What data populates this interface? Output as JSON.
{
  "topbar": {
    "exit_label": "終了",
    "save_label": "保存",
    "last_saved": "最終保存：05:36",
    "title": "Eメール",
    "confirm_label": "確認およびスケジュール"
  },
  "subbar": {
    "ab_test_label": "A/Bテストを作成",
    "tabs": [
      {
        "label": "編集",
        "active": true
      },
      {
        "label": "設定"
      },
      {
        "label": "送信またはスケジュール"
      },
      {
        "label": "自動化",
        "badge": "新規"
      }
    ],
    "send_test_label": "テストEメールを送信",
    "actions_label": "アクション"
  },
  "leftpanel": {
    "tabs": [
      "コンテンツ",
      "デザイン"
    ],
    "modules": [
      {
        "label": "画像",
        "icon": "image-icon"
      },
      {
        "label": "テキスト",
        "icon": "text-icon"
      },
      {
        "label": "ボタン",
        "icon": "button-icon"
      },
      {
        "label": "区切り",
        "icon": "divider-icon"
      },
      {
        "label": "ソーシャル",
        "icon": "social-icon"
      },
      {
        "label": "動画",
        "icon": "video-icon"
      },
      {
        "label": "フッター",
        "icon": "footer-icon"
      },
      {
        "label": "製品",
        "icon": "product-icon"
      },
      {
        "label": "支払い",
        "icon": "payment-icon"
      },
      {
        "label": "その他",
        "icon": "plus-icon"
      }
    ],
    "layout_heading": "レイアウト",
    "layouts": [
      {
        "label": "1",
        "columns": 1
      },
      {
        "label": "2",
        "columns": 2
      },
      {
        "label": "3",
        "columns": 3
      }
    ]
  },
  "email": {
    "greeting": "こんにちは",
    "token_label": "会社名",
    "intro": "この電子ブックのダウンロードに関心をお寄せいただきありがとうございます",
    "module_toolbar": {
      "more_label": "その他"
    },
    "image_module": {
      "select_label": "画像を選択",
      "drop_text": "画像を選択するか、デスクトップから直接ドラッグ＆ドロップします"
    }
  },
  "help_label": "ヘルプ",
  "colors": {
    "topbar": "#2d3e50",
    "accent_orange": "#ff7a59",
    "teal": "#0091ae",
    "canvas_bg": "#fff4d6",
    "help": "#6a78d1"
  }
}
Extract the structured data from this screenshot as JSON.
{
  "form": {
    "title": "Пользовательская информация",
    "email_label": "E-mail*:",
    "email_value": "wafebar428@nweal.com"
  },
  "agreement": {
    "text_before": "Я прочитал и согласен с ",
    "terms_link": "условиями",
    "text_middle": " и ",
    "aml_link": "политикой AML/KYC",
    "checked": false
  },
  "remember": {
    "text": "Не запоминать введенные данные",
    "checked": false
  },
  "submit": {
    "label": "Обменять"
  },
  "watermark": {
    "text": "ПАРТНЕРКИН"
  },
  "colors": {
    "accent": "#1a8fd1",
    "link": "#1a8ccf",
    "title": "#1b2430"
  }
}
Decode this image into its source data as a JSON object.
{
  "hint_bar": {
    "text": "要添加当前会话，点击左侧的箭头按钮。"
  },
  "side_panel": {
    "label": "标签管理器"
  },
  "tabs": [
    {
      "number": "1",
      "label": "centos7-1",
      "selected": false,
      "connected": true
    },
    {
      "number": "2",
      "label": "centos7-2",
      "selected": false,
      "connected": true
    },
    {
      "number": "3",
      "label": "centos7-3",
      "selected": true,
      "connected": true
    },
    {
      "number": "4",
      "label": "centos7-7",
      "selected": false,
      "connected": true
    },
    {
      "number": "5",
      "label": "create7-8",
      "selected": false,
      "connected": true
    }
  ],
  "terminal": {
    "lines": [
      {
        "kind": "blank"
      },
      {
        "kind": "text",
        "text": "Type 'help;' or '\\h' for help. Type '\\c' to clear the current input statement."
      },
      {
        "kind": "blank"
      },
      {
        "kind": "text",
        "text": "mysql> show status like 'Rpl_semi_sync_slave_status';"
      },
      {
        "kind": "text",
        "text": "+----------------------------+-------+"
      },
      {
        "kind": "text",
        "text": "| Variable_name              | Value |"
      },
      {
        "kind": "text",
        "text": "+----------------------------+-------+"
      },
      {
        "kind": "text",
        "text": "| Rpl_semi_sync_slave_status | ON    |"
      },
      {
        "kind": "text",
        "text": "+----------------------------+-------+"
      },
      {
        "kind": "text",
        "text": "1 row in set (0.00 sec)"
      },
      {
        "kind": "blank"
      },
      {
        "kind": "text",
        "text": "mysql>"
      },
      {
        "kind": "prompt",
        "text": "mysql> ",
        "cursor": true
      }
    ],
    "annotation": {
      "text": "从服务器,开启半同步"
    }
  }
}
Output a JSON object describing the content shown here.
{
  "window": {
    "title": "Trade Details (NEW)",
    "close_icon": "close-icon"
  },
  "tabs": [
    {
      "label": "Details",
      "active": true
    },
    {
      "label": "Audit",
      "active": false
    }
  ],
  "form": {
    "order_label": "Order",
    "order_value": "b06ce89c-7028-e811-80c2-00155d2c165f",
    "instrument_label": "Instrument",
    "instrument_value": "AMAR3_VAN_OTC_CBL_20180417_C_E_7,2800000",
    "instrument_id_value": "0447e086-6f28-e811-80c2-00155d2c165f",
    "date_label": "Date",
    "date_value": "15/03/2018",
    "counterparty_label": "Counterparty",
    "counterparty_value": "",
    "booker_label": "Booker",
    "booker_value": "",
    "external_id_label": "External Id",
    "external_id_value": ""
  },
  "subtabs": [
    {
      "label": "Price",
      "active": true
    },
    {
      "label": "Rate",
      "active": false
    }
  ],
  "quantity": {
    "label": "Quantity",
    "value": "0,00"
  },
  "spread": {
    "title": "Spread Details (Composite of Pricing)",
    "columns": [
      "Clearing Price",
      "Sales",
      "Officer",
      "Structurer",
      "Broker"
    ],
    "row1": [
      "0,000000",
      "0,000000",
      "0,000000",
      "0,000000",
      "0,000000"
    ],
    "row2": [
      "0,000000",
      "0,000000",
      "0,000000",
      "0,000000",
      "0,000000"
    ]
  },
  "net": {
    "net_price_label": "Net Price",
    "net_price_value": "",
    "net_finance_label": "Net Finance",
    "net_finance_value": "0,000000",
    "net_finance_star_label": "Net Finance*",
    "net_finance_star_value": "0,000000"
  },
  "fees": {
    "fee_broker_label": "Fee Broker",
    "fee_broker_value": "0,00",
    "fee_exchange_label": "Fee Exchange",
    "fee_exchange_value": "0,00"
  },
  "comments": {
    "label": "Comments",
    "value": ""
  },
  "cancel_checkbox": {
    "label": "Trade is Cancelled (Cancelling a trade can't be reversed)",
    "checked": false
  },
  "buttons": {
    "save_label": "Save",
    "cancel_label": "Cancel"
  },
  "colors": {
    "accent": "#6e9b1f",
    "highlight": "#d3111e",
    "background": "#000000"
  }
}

========================

Instructions to follow:
Reproduce the whole listing word for word.

Full answer:
What data populates this interface? Output as JSON.
{
  "topbar": {
    "exit_label": "終了",
    "save_label": "保存",
    "last_saved": "最終保存：05:36",
    "title": "Eメール",
    "confirm_label": "確認およびスケジュール"
  },
  "subbar": {
    "ab_test_label": "A/Bテストを作成",
    "tabs": [
      {
        "label": "編集",
        "active": true
      },
      {
        "label": "設定"
      },
      {
        "label": "送信またはスケジュール"
      },
      {
        "label": "自動化",
        "badge": "新規"
      }
    ],
    "send_test_label": "テストEメールを送信",
    "actions_label": "アクション"
  },
  "leftpanel": {
    "tabs": [
      "コンテンツ",
      "デザイン"
    ],
    "modules": [
      {
        "label": "画像",
        "icon": "image-icon"
      },
      {
        "label": "テキスト",
        "icon": "text-icon"
      },
      {
        "label": "ボタン",
        "icon": "button-icon"
      },
      {
        "label": "区切り",
        "icon": "divider-icon"
      },
      {
        "label": "ソーシャル",
        "icon": "social-icon"
      },
      {
        "label": "動画",
        "icon": "video-icon"
      },
      {
        "label": "フッター",
        "icon": "footer-icon"
      },
      {
        "label": "製品",
        "icon": "product-icon"
      },
      {
        "label": "支払い",
        "icon": "payment-icon"
      },
      {
        "label": "その他",
        "icon": "plus-icon"
      }
    ],
    "layout_heading": "レイアウト",
    "layouts": [
      {
        "label": "1",
        "columns": 1
      },
      {
        "label": "2",
        "columns": 2
      },
      {
        "label": "3",
        "columns": 3
      }
    ]
  },
  "email": {
    "greeting": "こんにちは",
    "token_label": "会社名",
    "intro": "この電子ブックのダウンロードに関心をお寄せいただきありがとうございます",
    "module_toolbar": {
      "more_label": "その他"
    },
    "image_module": {
      "select_label": "画像を選択",
      "drop_text": "画像を選択するか、デスクトップから直接ドラッグ＆ドロップします"
    }
  },
  "help_label": "ヘルプ",
  "colors": {
    "topbar": "#2d3e50",
    "accent_orange": "#ff7a59",
    "teal": "#0091ae",
    "canvas_bg": "#fff4d6",
    "help": "#6a78d1"
  }
}
Extract the structured data from this screenshot as JSON.
{
  "form": {
    "title": "Пользовательская информация",
    "email_label": "E-mail*:",
    "email_value": "wafebar428@nweal.com"
  },
  "agreement": {
    "text_before": "Я прочитал и согласен с ",
    "terms_link": "условиями",
    "text_middle": " и ",
    "aml_link": "политикой AML/KYC",
    "checked": false
  },
  "remember": {
    "text": "Не запоминать введенные данные",
    "checked": false
  },
  "submit": {
    "label": "Обменять"
  },
  "watermark": {
    "text": "ПАРТНЕРКИН"
  },
  "colors": {
    "accent": "#1a8fd1",
    "link": "#1a8ccf",
    "title": "#1b2430"
  }
}
Decode this image into its source data as a JSON object.
{
  "hint_bar": {
    "text": "要添加当前会话，点击左侧的箭头按钮。"
  },
  "side_panel": {
    "label": "标签管理器"
  },
  "tabs": [
    {
      "number": "1",
      "label": "centos7-1",
      "selected": false,
      "connected": true
    },
    {
      "number": "2",
      "label": "centos7-2",
      "selected": false,
      "connected": true
    },
    {
      "number": "3",
      "label": "centos7-3",
      "selected": true,
      "connected": true
    },
    {
      "number": "4",
      "label": "centos7-7",
      "selected": false,
      "connected": true
    },
    {
      "number": "5",
      "label": "create7-8",
      "selected": false,
      "connected": true
    }
  ],
  "terminal": {
    "lines": [
      {
        "kind": "blank"
      },
      {
        "kind": "text",
        "text": "Type 'help;' or '\\h' for help. Type '\\c' to clear the current input statement."
      },
      {
        "kind": "blank"
      },
      {
        "kind": "text",
        "text": "mysql> show status like 'Rpl_semi_sync_slave_status';"
      },
      {
        "kind": "text",
        "text": "+----------------------------+-------+"
      },
      {
        "kind": "text",
        "text": "| Variable_name              | Value |"
      },
      {
        "kind": "text",
        "text": "+----------------------------+-------+"
      },
      {
        "kind": "text",
        "text": "| Rpl_semi_sync_slave_status | ON    |"
      },
      {
        "kind": "text",
        "text": "+----------------------------+-------+"
      },
      {
        "kind": "text",
        "text": "1 row in set (0.00 sec)"
      },
      {
        "kind": "blank"
      },
      {
        "kind": "text",
        "text": "mysql>"
      },
      {
        "kind": "prompt",
        "text": "mysql> ",
        "cursor": true
      }
    ],
    "annotation": {
      "text": "从服务器,开启半同步"
    }
  }
}
Output a JSON object describing the content shown here.
{
  "window": {
    "title": "Trade Details (NEW)",
    "close_icon": "close-icon"
  },
  "tabs": [
    {
      "label": "Details",
      "active": true
    },
    {
      "label": "Audit",
      "active": false
    }
  ],
  "form": {
    "order_label": "Order",
    "order_value": "b06ce89c-7028-e811-80c2-00155d2c165f",
    "instrument_label": "Instrument",
    "instrument_value": "AMAR3_VAN_OTC_CBL_20180417_C_E_7,2800000",
    "instrument_id_value": "0447e086-6f28-e811-80c2-00155d2c165f",
    "date_label": "Date",
    "date_value": "15/03/2018",
    "counterparty_label": "Counterparty",
    "counterparty_value": "",
    "booker_label": "Booker",
    "booker_value": "",
    "external_id_label": "External Id",
    "external_id_value": ""
  },
  "subtabs": [
    {
      "label": "Price",
      "active": true
    },
    {
      "label": "Rate",
      "active": false
    }
  ],
  "quantity": {
    "label": "Quantity",
    "value": "0,00"
  },
  "spread": {
    "title": "Spread Details (Composite of Pricing)",
    "columns": [
      "Clearing Price",
      "Sales",
      "Officer",
      "Structurer",
      "Broker"
    ],
    "row1": [
      "0,000000",
      "0,000000",
      "0,000000",
      "0,000000",
      "0,000000"
    ],
    "row2": [
      "0,000000",
      "0,000000",
      "0,000000",
      "0,000000",
      "0,000000"
    ]
  },
  "net": {
    "net_price_label": "Net Price",
    "net_price_value": "",
    "net_finance_label": "Net Finance",
    "net_finance_value": "0,000000",
    "net_finance_star_label": "Net Finance*",
    "net_finance_star_value": "0,000000"
  },
  "fees": {
    "fee_broker_label": "Fee Broker",
    "fee_broker_value": "0,00",
    "fee_exchange_label": "Fee Exchange",
    "fee_exchange_value": "0,00"
  },
  "comments": {
    "label": "Comments",
    "value": ""
  },
  "cancel_checkbox": {
    "label": "Trade is Cancelled (Cancelling a trade can't be reversed)",
    "checked": false
  },
  "buttons": {
    "save_label": "Save",
    "cancel_label": "Cancel"
  },
  "colors": {
    "accent": "#6e9b1f",
    "highlight": "#d3111e",
    "background": "#000000"
  }
}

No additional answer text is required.